## [REQUIRED TASK]
Repeat every line below exactly as it reads.

--- BEGIN LISTED RECORDS ---

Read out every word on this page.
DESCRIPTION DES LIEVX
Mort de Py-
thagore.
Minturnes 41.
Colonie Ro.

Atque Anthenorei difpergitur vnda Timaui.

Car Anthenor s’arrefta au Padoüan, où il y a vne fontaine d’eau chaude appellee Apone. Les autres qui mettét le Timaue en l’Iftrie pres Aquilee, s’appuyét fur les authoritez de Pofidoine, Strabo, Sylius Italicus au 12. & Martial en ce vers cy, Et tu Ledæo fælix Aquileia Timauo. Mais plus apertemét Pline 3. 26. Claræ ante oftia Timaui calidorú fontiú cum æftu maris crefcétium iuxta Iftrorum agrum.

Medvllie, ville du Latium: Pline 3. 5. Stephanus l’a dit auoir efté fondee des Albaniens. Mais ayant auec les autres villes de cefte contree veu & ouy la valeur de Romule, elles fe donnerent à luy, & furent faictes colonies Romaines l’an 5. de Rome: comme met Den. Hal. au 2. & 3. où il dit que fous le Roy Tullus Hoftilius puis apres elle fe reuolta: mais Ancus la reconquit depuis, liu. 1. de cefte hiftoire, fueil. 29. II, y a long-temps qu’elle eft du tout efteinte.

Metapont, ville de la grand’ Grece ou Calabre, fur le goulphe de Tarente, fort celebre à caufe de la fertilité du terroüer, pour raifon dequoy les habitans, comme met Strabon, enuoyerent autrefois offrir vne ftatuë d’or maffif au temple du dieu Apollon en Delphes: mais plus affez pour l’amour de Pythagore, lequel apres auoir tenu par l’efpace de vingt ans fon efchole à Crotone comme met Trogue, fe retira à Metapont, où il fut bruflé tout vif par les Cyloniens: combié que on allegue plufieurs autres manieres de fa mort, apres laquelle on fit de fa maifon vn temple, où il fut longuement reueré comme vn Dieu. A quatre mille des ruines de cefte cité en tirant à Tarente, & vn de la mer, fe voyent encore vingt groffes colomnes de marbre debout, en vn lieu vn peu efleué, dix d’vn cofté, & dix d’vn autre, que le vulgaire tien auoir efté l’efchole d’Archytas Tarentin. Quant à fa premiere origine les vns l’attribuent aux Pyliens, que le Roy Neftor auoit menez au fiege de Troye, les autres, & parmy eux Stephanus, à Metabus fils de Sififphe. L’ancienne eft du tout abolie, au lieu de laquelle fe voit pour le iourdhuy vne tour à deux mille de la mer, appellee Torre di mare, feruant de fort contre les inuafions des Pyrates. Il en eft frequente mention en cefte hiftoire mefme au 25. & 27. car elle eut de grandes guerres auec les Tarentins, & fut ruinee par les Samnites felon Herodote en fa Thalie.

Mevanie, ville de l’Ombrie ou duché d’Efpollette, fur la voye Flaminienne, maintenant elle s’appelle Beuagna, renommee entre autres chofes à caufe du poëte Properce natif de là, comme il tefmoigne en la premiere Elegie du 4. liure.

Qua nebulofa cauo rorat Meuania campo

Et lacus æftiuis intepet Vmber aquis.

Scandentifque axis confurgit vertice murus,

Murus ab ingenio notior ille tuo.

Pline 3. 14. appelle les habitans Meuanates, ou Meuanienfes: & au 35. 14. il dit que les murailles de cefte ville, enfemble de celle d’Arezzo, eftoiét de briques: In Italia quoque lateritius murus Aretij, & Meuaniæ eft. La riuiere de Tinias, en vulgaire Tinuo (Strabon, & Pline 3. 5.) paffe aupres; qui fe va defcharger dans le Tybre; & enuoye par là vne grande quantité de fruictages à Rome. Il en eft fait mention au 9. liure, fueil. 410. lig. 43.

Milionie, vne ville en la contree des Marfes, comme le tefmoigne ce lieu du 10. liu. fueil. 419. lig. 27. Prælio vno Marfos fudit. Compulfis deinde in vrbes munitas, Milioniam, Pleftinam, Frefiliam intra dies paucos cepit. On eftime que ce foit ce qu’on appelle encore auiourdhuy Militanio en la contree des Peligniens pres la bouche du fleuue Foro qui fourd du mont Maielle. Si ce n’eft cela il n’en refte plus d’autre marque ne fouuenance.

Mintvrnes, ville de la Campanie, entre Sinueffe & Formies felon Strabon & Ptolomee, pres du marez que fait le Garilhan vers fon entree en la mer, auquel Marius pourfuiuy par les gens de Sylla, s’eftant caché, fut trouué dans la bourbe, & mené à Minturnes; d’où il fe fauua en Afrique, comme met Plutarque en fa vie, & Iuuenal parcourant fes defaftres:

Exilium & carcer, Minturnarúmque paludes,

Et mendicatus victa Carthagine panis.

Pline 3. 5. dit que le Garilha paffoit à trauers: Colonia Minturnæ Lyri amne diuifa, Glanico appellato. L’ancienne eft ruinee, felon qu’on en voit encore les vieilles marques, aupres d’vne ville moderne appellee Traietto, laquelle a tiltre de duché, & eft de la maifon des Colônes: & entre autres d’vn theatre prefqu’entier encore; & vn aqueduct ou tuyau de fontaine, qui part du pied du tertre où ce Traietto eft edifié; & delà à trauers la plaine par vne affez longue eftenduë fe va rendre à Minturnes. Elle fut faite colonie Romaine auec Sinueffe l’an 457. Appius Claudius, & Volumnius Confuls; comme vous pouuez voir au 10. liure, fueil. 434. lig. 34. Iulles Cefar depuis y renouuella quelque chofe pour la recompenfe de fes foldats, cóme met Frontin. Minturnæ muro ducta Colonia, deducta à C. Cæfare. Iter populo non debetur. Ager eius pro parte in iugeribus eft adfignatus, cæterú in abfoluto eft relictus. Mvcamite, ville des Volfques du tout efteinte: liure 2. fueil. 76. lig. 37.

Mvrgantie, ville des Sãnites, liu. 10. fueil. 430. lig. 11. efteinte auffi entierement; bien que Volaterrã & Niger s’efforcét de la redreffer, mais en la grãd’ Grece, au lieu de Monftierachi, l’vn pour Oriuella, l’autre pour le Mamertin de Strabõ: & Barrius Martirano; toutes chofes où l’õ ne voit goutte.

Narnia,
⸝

--- END LISTED RECORDS ---

## [WRITTEN ANSWER]
Read out every word on this page.
DESCRIPTION DES LIEVX
Mort de Py-
thagore.
Minturnes 41.
Colonie Ro.

Atque Anthenorei difpergitur vnda Timaui.

Car Anthenor s’arrefta au Padoüan, où il y a vne fontaine d’eau chaude appellee Apone. Les autres qui mettét le Timaue en l’Iftrie pres Aquilee, s’appuyét fur les authoritez de Pofidoine, Strabo, Sylius Italicus au 12. & Martial en ce vers cy, Et tu Ledæo fælix Aquileia Timauo. Mais plus apertemét Pline 3. 26. Claræ ante oftia Timaui calidorú fontiú cum æftu maris crefcétium iuxta Iftrorum agrum.

Medvllie, ville du Latium: Pline 3. 5. Stephanus l’a dit auoir efté fondee des Albaniens. Mais ayant auec les autres villes de cefte contree veu & ouy la valeur de Romule, elles fe donnerent à luy, & furent faictes colonies Romaines l’an 5. de Rome: comme met Den. Hal. au 2. & 3. où il dit que fous le Roy Tullus Hoftilius puis apres elle fe reuolta: mais Ancus la reconquit depuis, liu. 1. de cefte hiftoire, fueil. 29. II, y a long-temps qu’elle eft du tout efteinte.

Metapont, ville de la grand’ Grece ou Calabre, fur le goulphe de Tarente, fort celebre à caufe de la fertilité du terroüer, pour raifon dequoy les habitans, comme met Strabon, enuoyerent autrefois offrir vne ftatuë d’or maffif au temple du dieu Apollon en Delphes: mais plus affez pour l’amour de Pythagore, lequel apres auoir tenu par l’efpace de vingt ans fon efchole à Crotone comme met Trogue, fe retira à Metapont, où il fut bruflé tout vif par les Cyloniens: combié que on allegue plufieurs autres manieres de fa mort, apres laquelle on fit de fa maifon vn temple, où il fut longuement reueré comme vn Dieu. A quatre mille des ruines de cefte cité en tirant à Tarente, & vn de la mer, fe voyent encore vingt groffes colomnes de marbre debout, en vn lieu vn peu efleué, dix d’vn cofté, & dix d’vn autre, que le vulgaire tien auoir efté l’efchole d’Archytas Tarentin. Quant à fa premiere origine les vns l’attribuent aux Pyliens, que le Roy Neftor auoit menez au fiege de Troye, les autres, & parmy eux Stephanus, à Metabus fils de Sififphe. L’ancienne eft du tout abolie, au lieu de laquelle fe voit pour le iourdhuy vne tour à deux mille de la mer, appellee Torre di mare, feruant de fort contre les inuafions des Pyrates. Il en eft frequente mention en cefte hiftoire mefme au 25. & 27. car elle eut de grandes guerres auec les Tarentins, & fut ruinee par les Samnites felon Herodote en fa Thalie.

Mevanie, ville de l’Ombrie ou duché d’Efpollette, fur la voye Flaminienne, maintenant elle s’appelle Beuagna, renommee entre autres chofes à caufe du poëte Properce natif de là, comme il tefmoigne en la premiere Elegie du 4. liure.

Qua nebulofa cauo rorat Meuania campo

Et lacus æftiuis intepet Vmber aquis.

Scandentifque axis confurgit vertice murus,

Murus ab ingenio notior ille tuo.

Pline 3. 14. appelle les habitans Meuanates, ou Meuanienfes: & au 35. 14. il dit que les murailles de cefte ville, enfemble de celle d’Arezzo, eftoiét de briques: In Italia quoque lateritius murus Aretij, & Meuaniæ eft. La riuiere de Tinias, en vulgaire Tinuo (Strabon, & Pline 3. 5.) paffe aupres; qui fe va defcharger dans le Tybre; & enuoye par là vne grande quantité de fruictages à Rome. Il en eft fait mention au 9. liure, fueil. 410. lig. 43.

Milionie, vne ville en la contree des Marfes, comme le tefmoigne ce lieu du 10. liu. fueil. 419. lig. 27. Prælio vno Marfos fudit. Compulfis deinde in vrbes munitas, Milioniam, Pleftinam, Frefiliam intra dies paucos cepit. On eftime que ce foit ce qu’on appelle encore auiourdhuy Militanio en la contree des Peligniens pres la bouche du fleuue Foro qui fourd du mont Maielle. Si ce n’eft cela il n’en refte plus d’autre marque ne fouuenance.

Mintvrnes, ville de la Campanie, entre Sinueffe & Formies felon Strabon & Ptolomee, pres du marez que fait le Garilhan vers fon entree en la mer, auquel Marius pourfuiuy par les gens de Sylla, s’eftant caché, fut trouué dans la bourbe, & mené à Minturnes; d’où il fe fauua en Afrique, comme met Plutarque en fa vie, & Iuuenal parcourant fes defaftres:

Exilium & carcer, Minturnarúmque paludes,

Et mendicatus victa Carthagine panis.

Pline 3. 5. dit que le Garilha paffoit à trauers: Colonia Minturnæ Lyri amne diuifa, Glanico appellato. L’ancienne eft ruinee, felon qu’on en voit encore les vieilles marques, aupres d’vne ville moderne appellee Traietto, laquelle a tiltre de duché, & eft de la maifon des Colônes: & entre autres d’vn theatre prefqu’entier encore; & vn aqueduct ou tuyau de fontaine, qui part du pied du tertre où ce Traietto eft edifié; & delà à trauers la plaine par vne affez longue eftenduë fe va rendre à Minturnes. Elle fut faite colonie Romaine auec Sinueffe l’an 457. Appius Claudius, & Volumnius Confuls; comme vous pouuez voir au 10. liure, fueil. 434. lig. 34. Iulles Cefar depuis y renouuella quelque chofe pour la recompenfe de fes foldats, cóme met Frontin. Minturnæ muro ducta Colonia, deducta à C. Cæfare. Iter populo non debetur. Ager eius pro parte in iugeribus eft adfignatus, cæterú in abfoluto eft relictus. Mvcamite, ville des Volfques du tout efteinte: liure 2. fueil. 76. lig. 37.

Mvrgantie, ville des Sãnites, liu. 10. fueil. 430. lig. 11. efteinte auffi entierement; bien que Volaterrã & Niger s’efforcét de la redreffer, mais en la grãd’ Grece, au lieu de Monftierachi, l’vn pour Oriuella, l’autre pour le Mamertin de Strabõ: & Barrius Martirano; toutes chofes où l’õ ne voit goutte.

Narnia,
⸝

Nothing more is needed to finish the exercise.